* WHAT YOU HAVE TO DO *
From the entries provided below, copy each line that contains the word "White".
-- -- --
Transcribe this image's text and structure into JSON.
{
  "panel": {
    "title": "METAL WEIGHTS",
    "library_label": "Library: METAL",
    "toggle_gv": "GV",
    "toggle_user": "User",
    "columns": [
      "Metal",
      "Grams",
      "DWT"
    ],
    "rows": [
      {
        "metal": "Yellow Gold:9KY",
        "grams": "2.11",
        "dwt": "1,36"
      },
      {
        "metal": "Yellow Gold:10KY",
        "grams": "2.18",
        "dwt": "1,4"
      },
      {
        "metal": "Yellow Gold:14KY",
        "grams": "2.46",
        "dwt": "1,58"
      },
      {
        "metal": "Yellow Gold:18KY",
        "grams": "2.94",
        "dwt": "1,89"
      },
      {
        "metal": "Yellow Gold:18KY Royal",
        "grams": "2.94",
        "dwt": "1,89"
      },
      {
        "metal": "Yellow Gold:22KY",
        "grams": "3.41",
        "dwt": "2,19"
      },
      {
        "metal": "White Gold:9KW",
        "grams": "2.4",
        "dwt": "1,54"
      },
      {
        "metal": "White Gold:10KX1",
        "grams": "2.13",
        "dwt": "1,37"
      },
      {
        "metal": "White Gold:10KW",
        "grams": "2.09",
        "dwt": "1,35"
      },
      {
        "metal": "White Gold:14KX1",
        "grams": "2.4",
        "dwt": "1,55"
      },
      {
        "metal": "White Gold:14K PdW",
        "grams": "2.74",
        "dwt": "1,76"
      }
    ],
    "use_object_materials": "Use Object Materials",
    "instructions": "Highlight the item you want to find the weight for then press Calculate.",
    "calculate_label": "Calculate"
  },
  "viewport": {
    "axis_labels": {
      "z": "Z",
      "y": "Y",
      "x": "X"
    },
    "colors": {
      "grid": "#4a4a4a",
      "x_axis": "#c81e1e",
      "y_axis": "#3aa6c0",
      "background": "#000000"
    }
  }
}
-- -- --
* FINISHED ANSWER *
        "metal": "White Gold:9KW",
        "metal": "White Gold:10KX1",
        "metal": "White Gold:10KW",
        "metal": "White Gold:14KX1",
        "metal": "White Gold:14K PdW",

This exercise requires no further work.